### [Information given]
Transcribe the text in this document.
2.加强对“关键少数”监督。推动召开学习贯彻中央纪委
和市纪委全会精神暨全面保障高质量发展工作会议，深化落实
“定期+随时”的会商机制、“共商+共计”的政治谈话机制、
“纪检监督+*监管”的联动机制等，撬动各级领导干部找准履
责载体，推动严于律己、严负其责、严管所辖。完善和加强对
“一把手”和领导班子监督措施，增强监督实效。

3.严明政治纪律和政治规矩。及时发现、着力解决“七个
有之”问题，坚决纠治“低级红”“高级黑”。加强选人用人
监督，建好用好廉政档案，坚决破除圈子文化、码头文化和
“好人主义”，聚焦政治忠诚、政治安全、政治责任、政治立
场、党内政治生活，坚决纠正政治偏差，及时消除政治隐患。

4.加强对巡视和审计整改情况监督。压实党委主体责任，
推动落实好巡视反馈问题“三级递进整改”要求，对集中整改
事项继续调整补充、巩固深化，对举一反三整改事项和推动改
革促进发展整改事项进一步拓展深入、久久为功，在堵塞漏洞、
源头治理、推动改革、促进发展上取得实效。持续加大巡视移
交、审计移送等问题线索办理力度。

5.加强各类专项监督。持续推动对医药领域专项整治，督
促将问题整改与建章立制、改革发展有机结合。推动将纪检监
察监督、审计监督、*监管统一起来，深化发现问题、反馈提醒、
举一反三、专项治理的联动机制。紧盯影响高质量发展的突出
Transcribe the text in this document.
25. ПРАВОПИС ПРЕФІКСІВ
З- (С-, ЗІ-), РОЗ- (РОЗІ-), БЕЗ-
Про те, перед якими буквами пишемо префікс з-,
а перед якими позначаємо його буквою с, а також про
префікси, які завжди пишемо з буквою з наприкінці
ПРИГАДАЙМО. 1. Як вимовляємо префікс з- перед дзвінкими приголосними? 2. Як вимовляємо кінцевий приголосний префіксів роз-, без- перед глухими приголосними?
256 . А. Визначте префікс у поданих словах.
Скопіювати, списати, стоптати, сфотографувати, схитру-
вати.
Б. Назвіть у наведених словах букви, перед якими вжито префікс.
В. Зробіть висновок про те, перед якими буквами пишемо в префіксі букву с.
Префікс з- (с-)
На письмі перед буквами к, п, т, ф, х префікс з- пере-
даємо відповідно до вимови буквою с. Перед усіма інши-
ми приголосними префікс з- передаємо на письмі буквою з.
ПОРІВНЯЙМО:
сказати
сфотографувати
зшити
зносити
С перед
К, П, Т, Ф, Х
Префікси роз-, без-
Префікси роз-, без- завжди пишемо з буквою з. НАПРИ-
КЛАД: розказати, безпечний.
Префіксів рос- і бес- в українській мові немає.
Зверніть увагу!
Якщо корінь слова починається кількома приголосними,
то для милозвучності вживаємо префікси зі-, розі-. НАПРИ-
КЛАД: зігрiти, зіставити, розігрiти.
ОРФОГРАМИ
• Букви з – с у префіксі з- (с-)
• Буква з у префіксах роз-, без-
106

### [Task brief]
Without leaving anything out, give the entries again exactly.

### [Finished task]
Transcribe the text in this document.
2.加强对“关键少数”监督。推动召开学习贯彻中央纪委
和市纪委全会精神暨全面保障高质量发展工作会议，深化落实
“定期+随时”的会商机制、“共商+共计”的政治谈话机制、
“纪检监督+*监管”的联动机制等，撬动各级领导干部找准履
责载体，推动严于律己、严负其责、严管所辖。完善和加强对
“一把手”和领导班子监督措施，增强监督实效。

3.严明政治纪律和政治规矩。及时发现、着力解决“七个
有之”问题，坚决纠治“低级红”“高级黑”。加强选人用人
监督，建好用好廉政档案，坚决破除圈子文化、码头文化和
“好人主义”，聚焦政治忠诚、政治安全、政治责任、政治立
场、党内政治生活，坚决纠正政治偏差，及时消除政治隐患。

4.加强对巡视和审计整改情况监督。压实党委主体责任，
推动落实好巡视反馈问题“三级递进整改”要求，对集中整改
事项继续调整补充、巩固深化，对举一反三整改事项和推动改
革促进发展整改事项进一步拓展深入、久久为功，在堵塞漏洞、
源头治理、推动改革、促进发展上取得实效。持续加大巡视移
交、审计移送等问题线索办理力度。

5.加强各类专项监督。持续推动对医药领域专项整治，督
促将问题整改与建章立制、改革发展有机结合。推动将纪检监
察监督、审计监督、*监管统一起来，深化发现问题、反馈提醒、
举一反三、专项治理的联动机制。紧盯影响高质量发展的突出
Transcribe the text in this document.
25. ПРАВОПИС ПРЕФІКСІВ
З- (С-, ЗІ-), РОЗ- (РОЗІ-), БЕЗ-
Про те, перед якими буквами пишемо префікс з-,
а перед якими позначаємо його буквою с, а також про
префікси, які завжди пишемо з буквою з наприкінці
ПРИГАДАЙМО. 1. Як вимовляємо префікс з- перед дзвінкими приголосними? 2. Як вимовляємо кінцевий приголосний префіксів роз-, без- перед глухими приголосними?
256 . А. Визначте префікс у поданих словах.
Скопіювати, списати, стоптати, сфотографувати, схитру-
вати.
Б. Назвіть у наведених словах букви, перед якими вжито префікс.
В. Зробіть висновок про те, перед якими буквами пишемо в префіксі букву с.
Префікс з- (с-)
На письмі перед буквами к, п, т, ф, х префікс з- пере-
даємо відповідно до вимови буквою с. Перед усіма інши-
ми приголосними префікс з- передаємо на письмі буквою з.
ПОРІВНЯЙМО:
сказати
сфотографувати
зшити
зносити
С перед
К, П, Т, Ф, Х
Префікси роз-, без-
Префікси роз-, без- завжди пишемо з буквою з. НАПРИ-
КЛАД: розказати, безпечний.
Префіксів рос- і бес- в українській мові немає.
Зверніть увагу!
Якщо корінь слова починається кількома приголосними,
то для милозвучності вживаємо префікси зі-, розі-. НАПРИ-
КЛАД: зігрiти, зіставити, розігрiти.
ОРФОГРАМИ
• Букви з – с у префіксі з- (с-)
• Буква з у префіксах роз-, без-
106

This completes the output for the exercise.